(WRITTEN PROBLEM):
Extract every line that contains the string "podstawie".

(Records excerpted from a collection):
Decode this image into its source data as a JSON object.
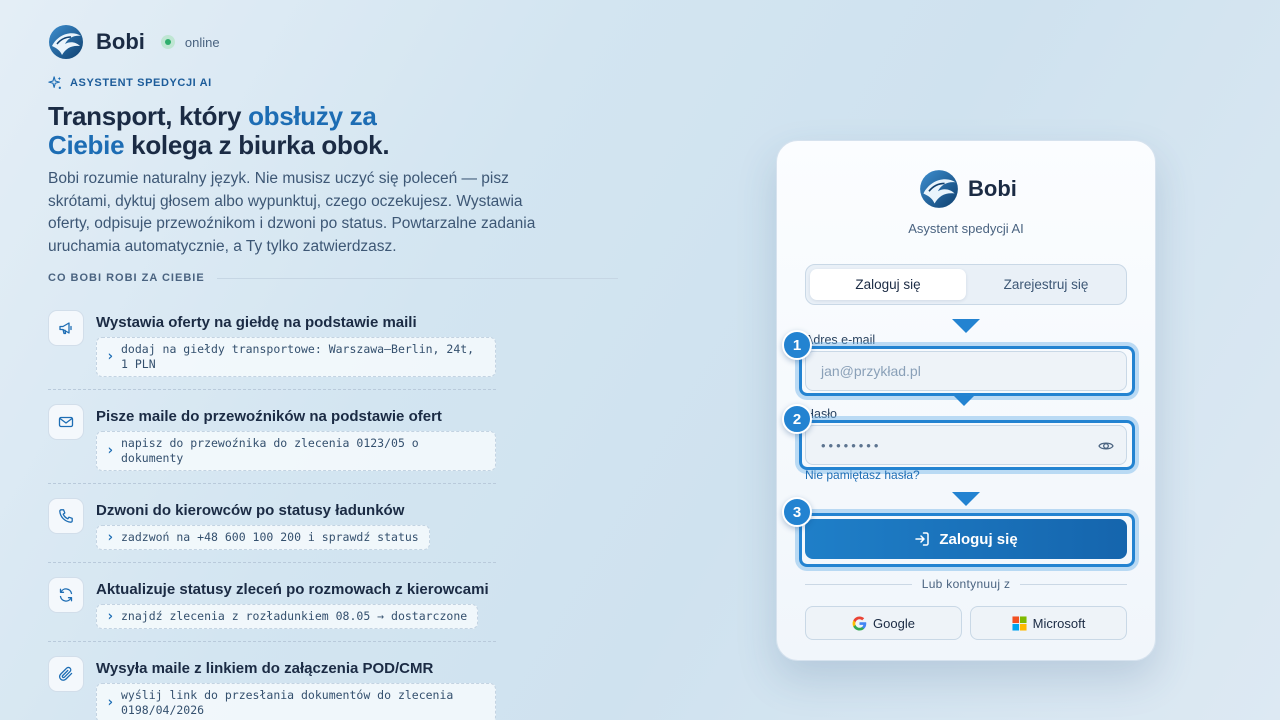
{
  "brand": {
    "name": "Bobi",
    "status": "online"
  },
  "hero": {
    "eyebrow": "ASYSTENT SPEDYCJI AI",
    "headline_part1": "Transport, który ",
    "headline_accent": "obsłuży za Ciebie",
    "headline_part2": " kolega z biurka obok.",
    "lead": "Bobi rozumie naturalny język. Nie musisz uczyć się poleceń — pisz skrótami, dyktuj głosem albo wypunktuj, czego oczekujesz. Wystawia oferty, odpisuje przewoźnikom i dzwoni po status. Powtarzalne zadania uruchamia automatycznie, a Ty tylko zatwierdzasz."
  },
  "section_label": "CO BOBI ROBI ZA CIEBIE",
  "features": [
    {
      "icon": "megaphone-icon",
      "title": "Wystawia oferty na giełdę na podstawie maili",
      "command": "dodaj na giełdy transportowe: Warszawa–Berlin, 24t, 1 PLN"
    },
    {
      "icon": "mail-icon",
      "title": "Pisze maile do przewoźników na podstawie ofert",
      "command": "napisz do przewoźnika do zlecenia 0123/05 o dokumenty"
    },
    {
      "icon": "phone-icon",
      "title": "Dzwoni do kierowców po statusy ładunków",
      "command": "zadzwoń na +48 600 100 200 i sprawdź status"
    },
    {
      "icon": "refresh-icon",
      "title": "Aktualizuje statusy zleceń po rozmowach z kierowcami",
      "command": "znajdź zlecenia z rozładunkiem 08.05 → dostarczone"
    },
    {
      "icon": "paperclip-icon",
      "title": "Wysyła maile z linkiem do załączenia POD/CMR",
      "command": "wyślij link do przesłania dokumentów do zlecenia 0198/04/2026"
    }
  ],
  "login": {
    "brand_name": "Bobi",
    "subtitle": "Asystent spedycji AI",
    "tab_login": "Zaloguj się",
    "tab_register": "Zarejestruj się",
    "email_label": "Adres e-mail",
    "email_placeholder": "jan@przykład.pl",
    "password_label": "Hasło",
    "password_value": "••••••••",
    "forgot": "Nie pamiętasz hasła?",
    "submit": "Zaloguj się",
    "divider": "Lub kontynuuj z",
    "google": "Google",
    "microsoft": "Microsoft",
    "step_badges": [
      "1",
      "2",
      "3"
    ]
  },
  "colors": {
    "accent": "#1d6db4",
    "highlight": "#2383d1",
    "online": "#2fae6d",
    "text": "#1b2b44"
  }
}
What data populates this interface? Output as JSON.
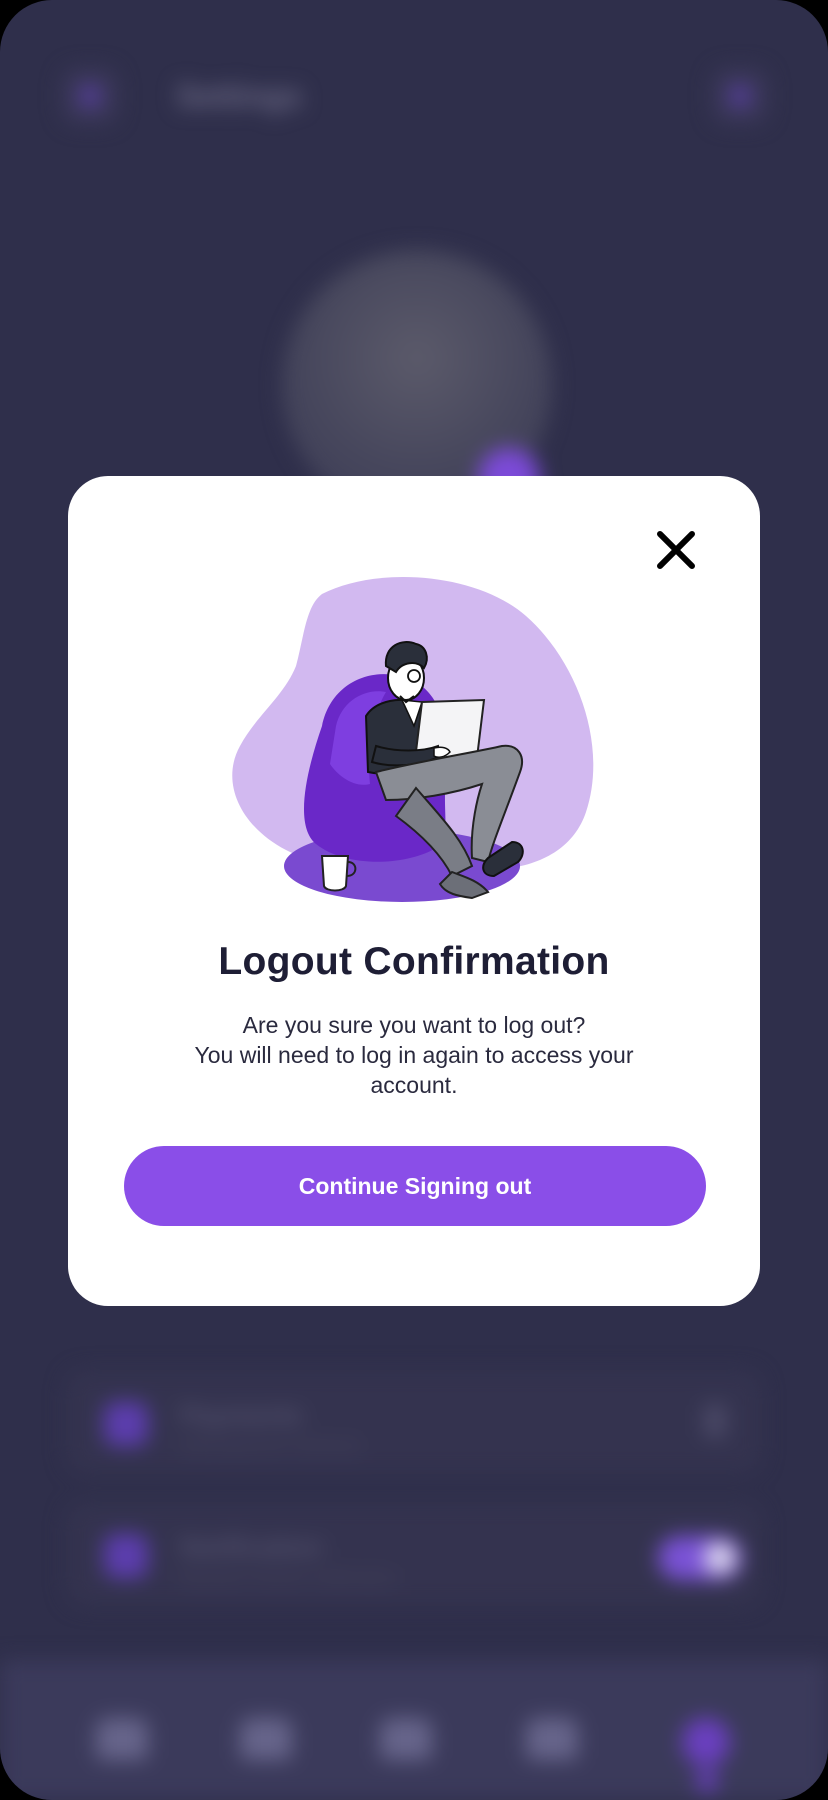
{
  "background": {
    "header": {
      "title": "Settings",
      "menu_icon": "menu-icon",
      "action_icon": "bell-icon"
    },
    "cards": [
      {
        "title": "Payments",
        "subtitle": "Add payment methods",
        "control": "chevron-right-icon"
      },
      {
        "title": "Notification",
        "subtitle": "Receive invoice notification",
        "control": "toggle"
      }
    ],
    "bottom_nav": [
      "home-icon",
      "calendar-icon",
      "wallet-icon",
      "briefcase-icon",
      "profile-icon"
    ]
  },
  "modal": {
    "close_icon": "close-icon",
    "illustration": "person-on-beanbag-with-laptop",
    "title": "Logout Confirmation",
    "body_lines": [
      "Are you sure you want to log out?",
      "You will need to log in again to access your",
      "account."
    ],
    "primary_button": "Continue Signing out"
  },
  "colors": {
    "accent": "#8a4ee8",
    "blob": "#d2b9f0",
    "beanbag": "#6a28c8",
    "overlay_bg": "#2f2f4b",
    "title": "#1e1e35"
  }
}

(WORKED SOLUTION):
      "title": "Wystawia oferty na giełdę na podstawie maili",
      "title": "Pisze maile do przewoźników na podstawie ofert",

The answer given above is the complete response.